• _Saved entries_
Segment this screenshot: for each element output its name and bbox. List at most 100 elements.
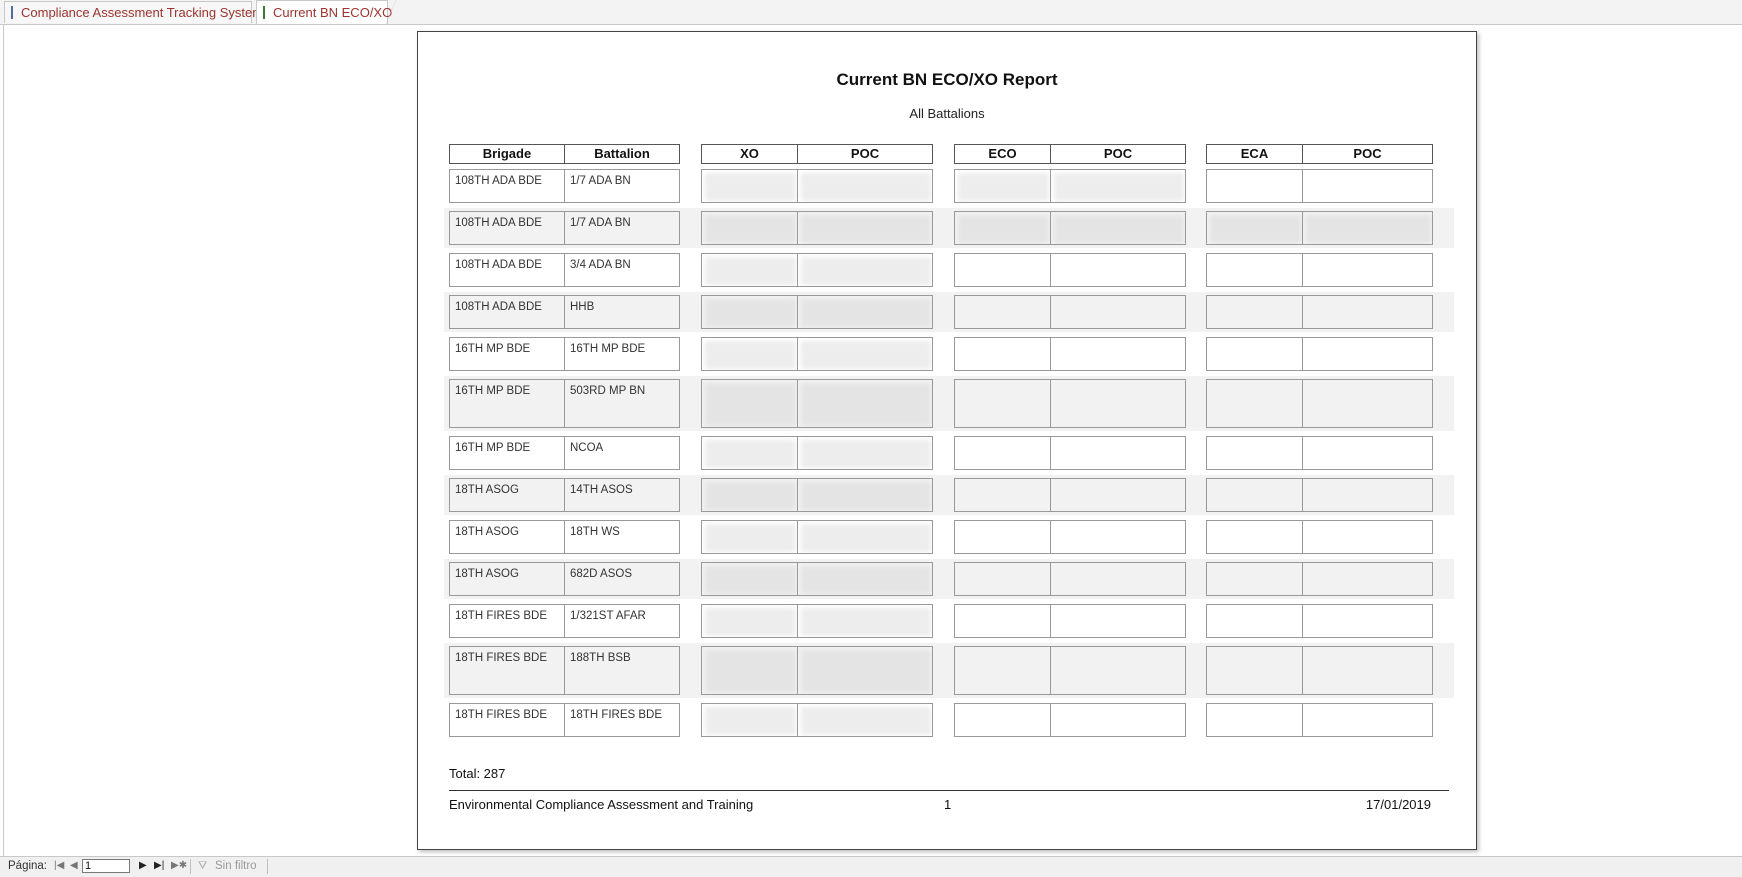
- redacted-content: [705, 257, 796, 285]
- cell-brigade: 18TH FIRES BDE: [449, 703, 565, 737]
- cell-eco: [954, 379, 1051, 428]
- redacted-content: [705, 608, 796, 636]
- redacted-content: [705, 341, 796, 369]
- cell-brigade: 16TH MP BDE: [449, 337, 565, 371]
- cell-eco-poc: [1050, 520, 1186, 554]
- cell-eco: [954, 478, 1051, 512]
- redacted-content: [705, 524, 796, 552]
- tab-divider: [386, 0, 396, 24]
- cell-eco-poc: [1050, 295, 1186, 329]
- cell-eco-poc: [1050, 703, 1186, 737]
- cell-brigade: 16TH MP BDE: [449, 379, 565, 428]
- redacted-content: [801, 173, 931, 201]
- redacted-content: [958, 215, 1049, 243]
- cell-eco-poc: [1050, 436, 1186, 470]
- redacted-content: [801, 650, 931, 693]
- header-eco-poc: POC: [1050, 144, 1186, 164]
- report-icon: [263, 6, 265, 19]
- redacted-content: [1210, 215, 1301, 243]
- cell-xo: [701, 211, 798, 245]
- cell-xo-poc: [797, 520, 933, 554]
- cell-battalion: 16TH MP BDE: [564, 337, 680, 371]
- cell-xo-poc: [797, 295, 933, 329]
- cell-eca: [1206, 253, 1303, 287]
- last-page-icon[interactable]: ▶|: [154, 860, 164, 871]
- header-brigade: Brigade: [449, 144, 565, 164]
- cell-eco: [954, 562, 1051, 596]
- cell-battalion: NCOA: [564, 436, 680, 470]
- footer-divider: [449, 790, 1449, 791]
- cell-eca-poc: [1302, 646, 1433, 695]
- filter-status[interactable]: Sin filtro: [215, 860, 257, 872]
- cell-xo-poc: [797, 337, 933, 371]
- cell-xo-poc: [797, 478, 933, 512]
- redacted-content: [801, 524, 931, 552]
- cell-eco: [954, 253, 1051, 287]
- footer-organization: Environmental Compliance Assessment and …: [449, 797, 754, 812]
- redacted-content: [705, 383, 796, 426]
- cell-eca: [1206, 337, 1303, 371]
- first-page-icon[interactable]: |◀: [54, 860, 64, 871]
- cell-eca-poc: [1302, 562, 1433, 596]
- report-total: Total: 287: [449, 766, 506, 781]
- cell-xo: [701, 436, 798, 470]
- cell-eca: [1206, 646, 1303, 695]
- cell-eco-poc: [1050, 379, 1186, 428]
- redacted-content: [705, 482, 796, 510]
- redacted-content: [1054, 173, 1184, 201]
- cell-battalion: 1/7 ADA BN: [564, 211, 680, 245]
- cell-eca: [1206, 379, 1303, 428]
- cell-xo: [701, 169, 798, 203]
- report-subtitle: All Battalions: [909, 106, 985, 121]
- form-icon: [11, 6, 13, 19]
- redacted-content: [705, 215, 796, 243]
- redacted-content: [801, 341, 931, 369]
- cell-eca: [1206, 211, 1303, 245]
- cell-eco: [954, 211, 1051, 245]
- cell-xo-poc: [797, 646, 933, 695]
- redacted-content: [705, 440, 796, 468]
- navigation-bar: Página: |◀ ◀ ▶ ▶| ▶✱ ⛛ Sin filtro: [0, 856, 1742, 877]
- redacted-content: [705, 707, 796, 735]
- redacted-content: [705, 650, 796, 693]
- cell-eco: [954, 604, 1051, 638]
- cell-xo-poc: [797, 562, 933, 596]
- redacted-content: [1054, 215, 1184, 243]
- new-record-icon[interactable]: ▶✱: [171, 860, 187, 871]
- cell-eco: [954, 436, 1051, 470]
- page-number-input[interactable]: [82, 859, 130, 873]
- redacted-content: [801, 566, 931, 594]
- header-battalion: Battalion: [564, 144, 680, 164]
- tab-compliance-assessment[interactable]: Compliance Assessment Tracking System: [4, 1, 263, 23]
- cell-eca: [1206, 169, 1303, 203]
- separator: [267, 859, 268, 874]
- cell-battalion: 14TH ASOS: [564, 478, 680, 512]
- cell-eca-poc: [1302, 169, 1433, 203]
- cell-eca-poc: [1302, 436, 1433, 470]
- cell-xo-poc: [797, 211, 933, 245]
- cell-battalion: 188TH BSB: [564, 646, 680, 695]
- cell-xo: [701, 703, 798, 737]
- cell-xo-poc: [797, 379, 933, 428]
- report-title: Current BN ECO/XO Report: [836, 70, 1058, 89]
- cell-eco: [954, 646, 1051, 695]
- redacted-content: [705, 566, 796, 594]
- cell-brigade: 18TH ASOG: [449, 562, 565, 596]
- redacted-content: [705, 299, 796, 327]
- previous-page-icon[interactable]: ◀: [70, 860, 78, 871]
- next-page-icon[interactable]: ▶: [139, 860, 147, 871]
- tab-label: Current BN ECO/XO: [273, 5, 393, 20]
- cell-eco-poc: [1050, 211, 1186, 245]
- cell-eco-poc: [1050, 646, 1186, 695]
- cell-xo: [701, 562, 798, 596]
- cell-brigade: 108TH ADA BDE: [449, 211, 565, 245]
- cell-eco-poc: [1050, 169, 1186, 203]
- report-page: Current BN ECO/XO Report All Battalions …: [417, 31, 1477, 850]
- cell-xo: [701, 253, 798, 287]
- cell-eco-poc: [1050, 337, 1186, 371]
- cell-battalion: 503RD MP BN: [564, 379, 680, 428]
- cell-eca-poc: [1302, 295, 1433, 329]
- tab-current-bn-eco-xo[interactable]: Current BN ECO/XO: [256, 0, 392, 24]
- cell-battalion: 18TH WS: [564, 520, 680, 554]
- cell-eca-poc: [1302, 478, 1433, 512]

---

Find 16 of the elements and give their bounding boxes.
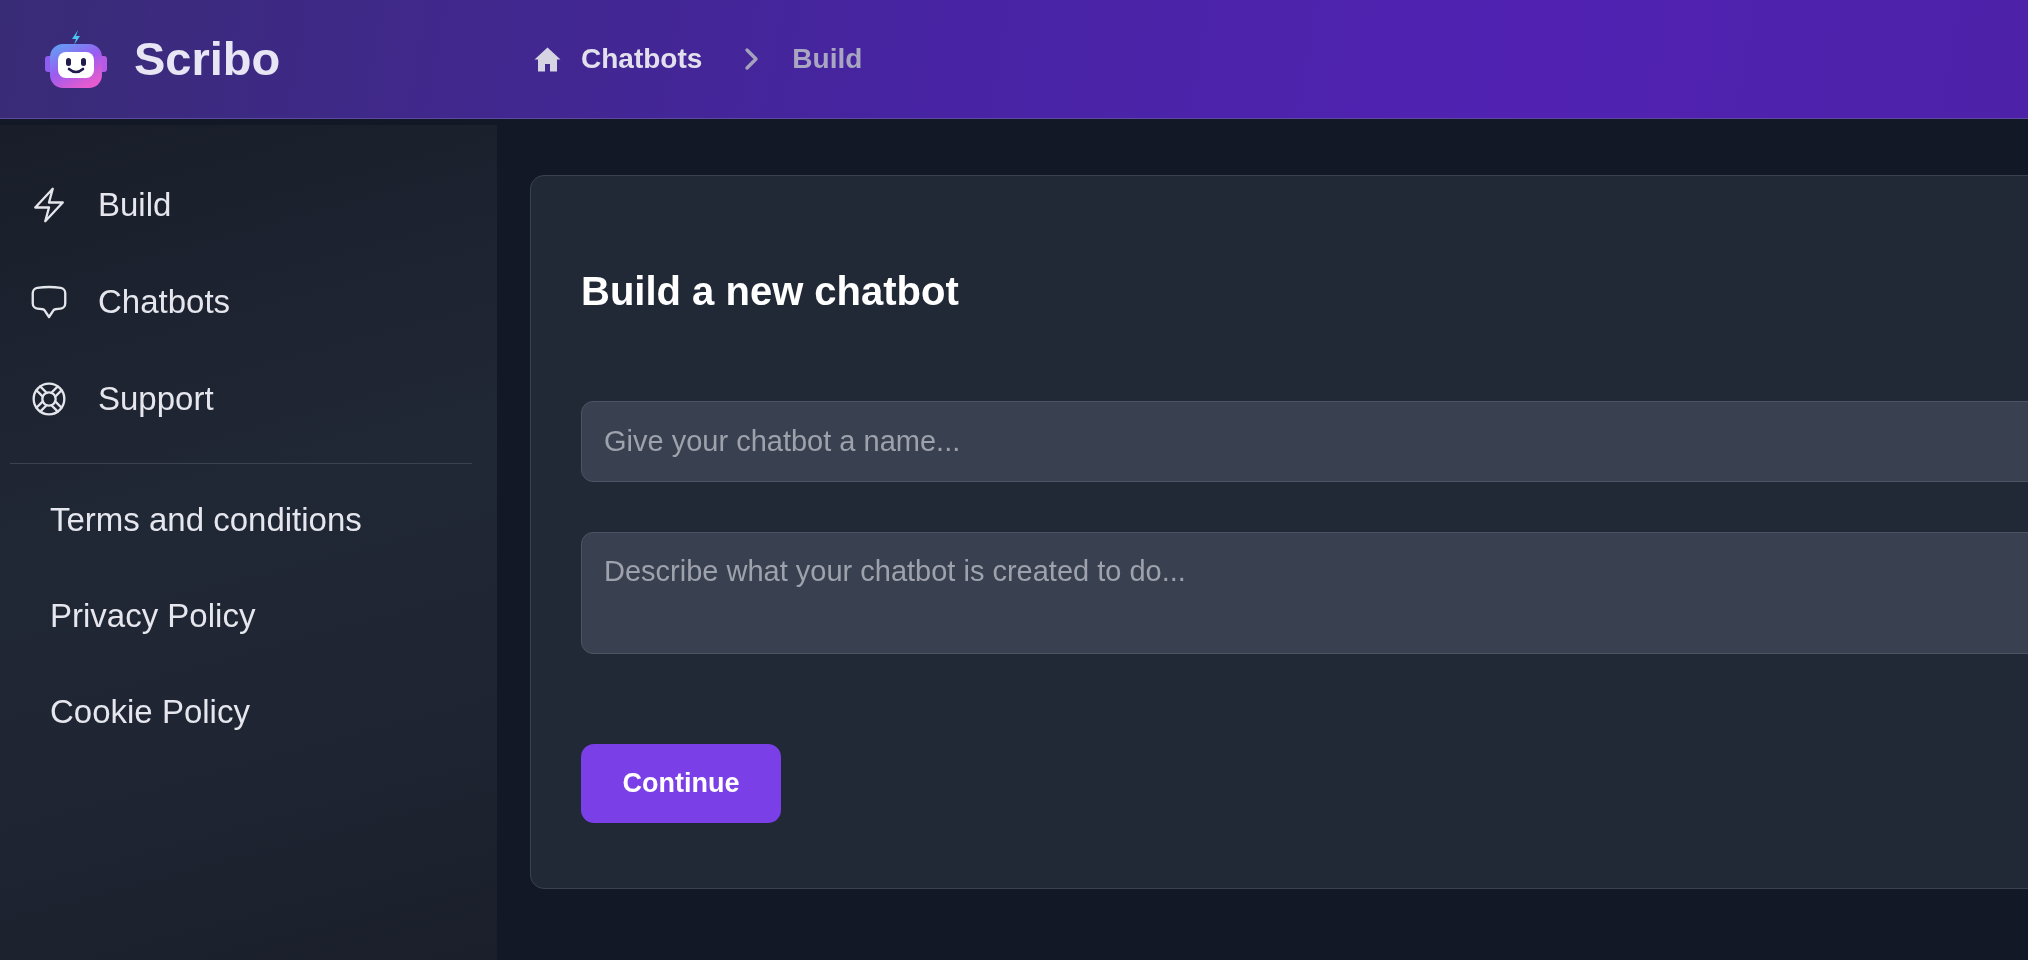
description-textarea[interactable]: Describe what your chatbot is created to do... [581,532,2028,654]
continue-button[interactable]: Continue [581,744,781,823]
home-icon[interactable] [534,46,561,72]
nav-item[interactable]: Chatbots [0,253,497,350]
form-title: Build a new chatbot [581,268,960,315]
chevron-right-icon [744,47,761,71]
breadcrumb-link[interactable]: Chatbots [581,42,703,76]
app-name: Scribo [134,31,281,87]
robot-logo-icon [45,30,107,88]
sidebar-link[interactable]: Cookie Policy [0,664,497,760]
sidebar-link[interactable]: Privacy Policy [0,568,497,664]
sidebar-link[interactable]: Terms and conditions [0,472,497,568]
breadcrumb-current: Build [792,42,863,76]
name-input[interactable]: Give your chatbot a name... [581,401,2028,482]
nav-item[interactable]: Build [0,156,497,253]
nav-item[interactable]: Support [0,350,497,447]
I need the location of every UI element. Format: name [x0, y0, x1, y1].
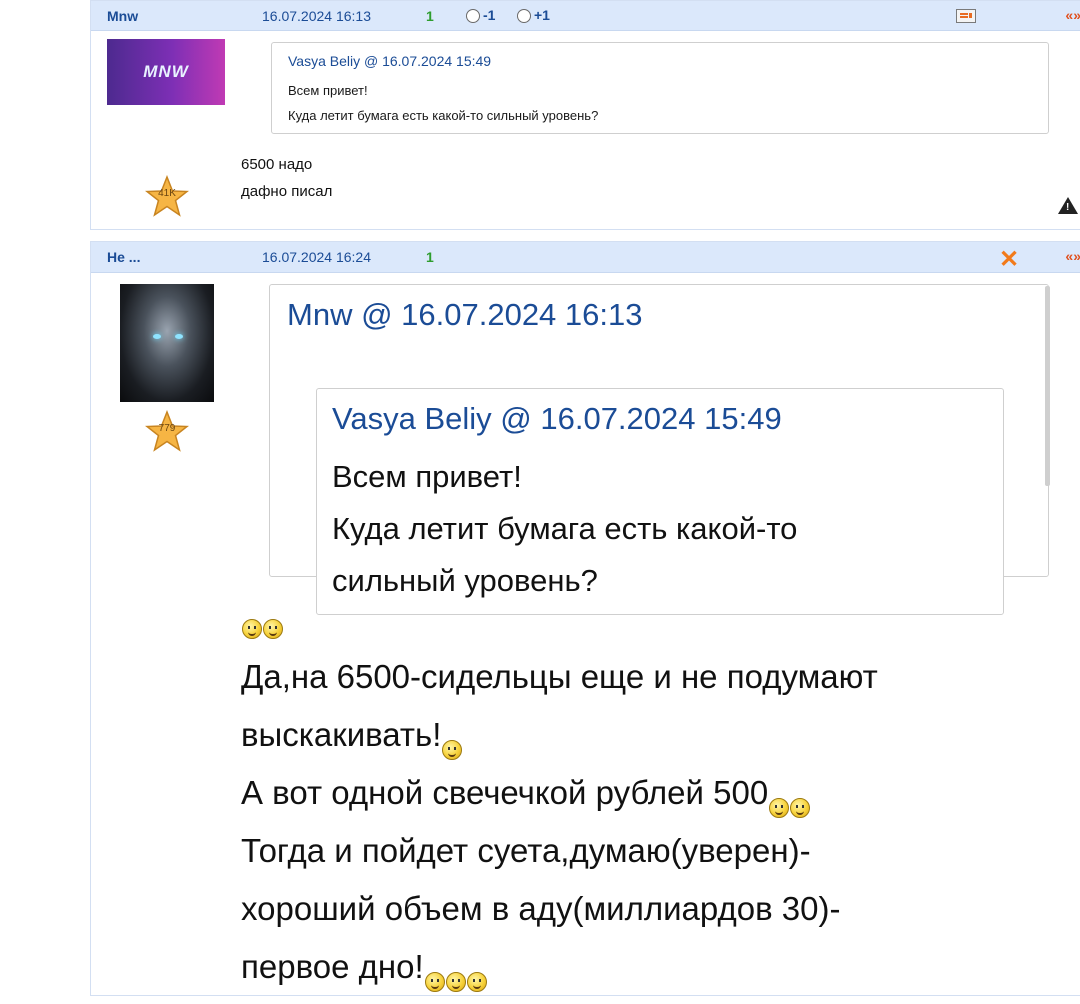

• _Exercise details_
Please arrange the records from the line with "Segment this screenshot: for" up to and including the line with "- cell-eca: [1206, 337, 1303, 371]" as a JSON list of strings, one string per line, with blank lines omitted. Leave the pictures out of the answer.

• _Answer for the task_
[
  "Segment this screenshot: for each element output its name and bbox. List at most 100 elements.",
  "- redacted-content: [705, 257, 796, 285]",
  "- cell-brigade: 18TH FIRES BDE: [449, 703, 565, 737]",
  "- cell-eco: [954, 379, 1051, 428]",
  "- redacted-content: [705, 608, 796, 636]",
  "- redacted-content: [705, 341, 796, 369]",
  "- cell-brigade: 16TH MP BDE: [449, 337, 565, 371]",
  "- cell-eco-poc: [1050, 520, 1186, 554]",
  "- cell-eco: [954, 478, 1051, 512]",
  "- redacted-content: [705, 524, 796, 552]",
  "- tab-divider: [386, 0, 396, 24]",
  "- cell-eco-poc: [1050, 295, 1186, 329]",
  "- cell-eco-poc: [1050, 703, 1186, 737]",
  "- cell-brigade: 16TH MP BDE: [449, 379, 565, 428]",
  "- redacted-content: [801, 173, 931, 201]",
  "- redacted-content: [958, 215, 1049, 243]",
  "- cell-eco-poc: [1050, 436, 1186, 470]",
  "- redacted-content: [801, 650, 931, 693]",
  "- header-eco-poc: POC: [1050, 144, 1186, 164]",
  "- report-icon: [263, 6, 265, 19]",
  "- redacted-content: [1210, 215, 1301, 243]",
  "- cell-xo: [701, 211, 798, 245]",
  "- cell-xo-poc: [797, 520, 933, 554]",
  "- cell-battalion: 16TH MP BDE: [564, 337, 680, 371]",
  "- cell-xo-poc: [797, 295, 933, 329]",
  "- cell-eca: [1206, 253, 1303, 287]",
  "- last-page-icon[interactable]: ▶|: [154, 860, 164, 871]",
  "- header-brigade: Brigade: [449, 144, 565, 164]",
  "- cell-eco: [954, 562, 1051, 596]",
  "- cell-battalion: NCOA: [564, 436, 680, 470]",
  "- footer-divider: [449, 790, 1449, 791]",
  "- cell-eca-poc: [1302, 646, 1433, 695]",
  "- filter-status[interactable]: Sin filtro: [215, 860, 257, 872]",
  "- cell-xo-poc: [797, 337, 933, 371]",
  "- cell-xo-poc: [797, 478, 933, 512]",
  "- redacted-content: [801, 524, 931, 552]",
  "- cell-eco: [954, 253, 1051, 287]",
  "- footer-organization: Environmental Compliance Assessment and …: [449, 797, 754, 812]",
  "- redacted-content: [705, 383, 796, 426]",
  "- cell-eca: [1206, 337, 1303, 371]"
]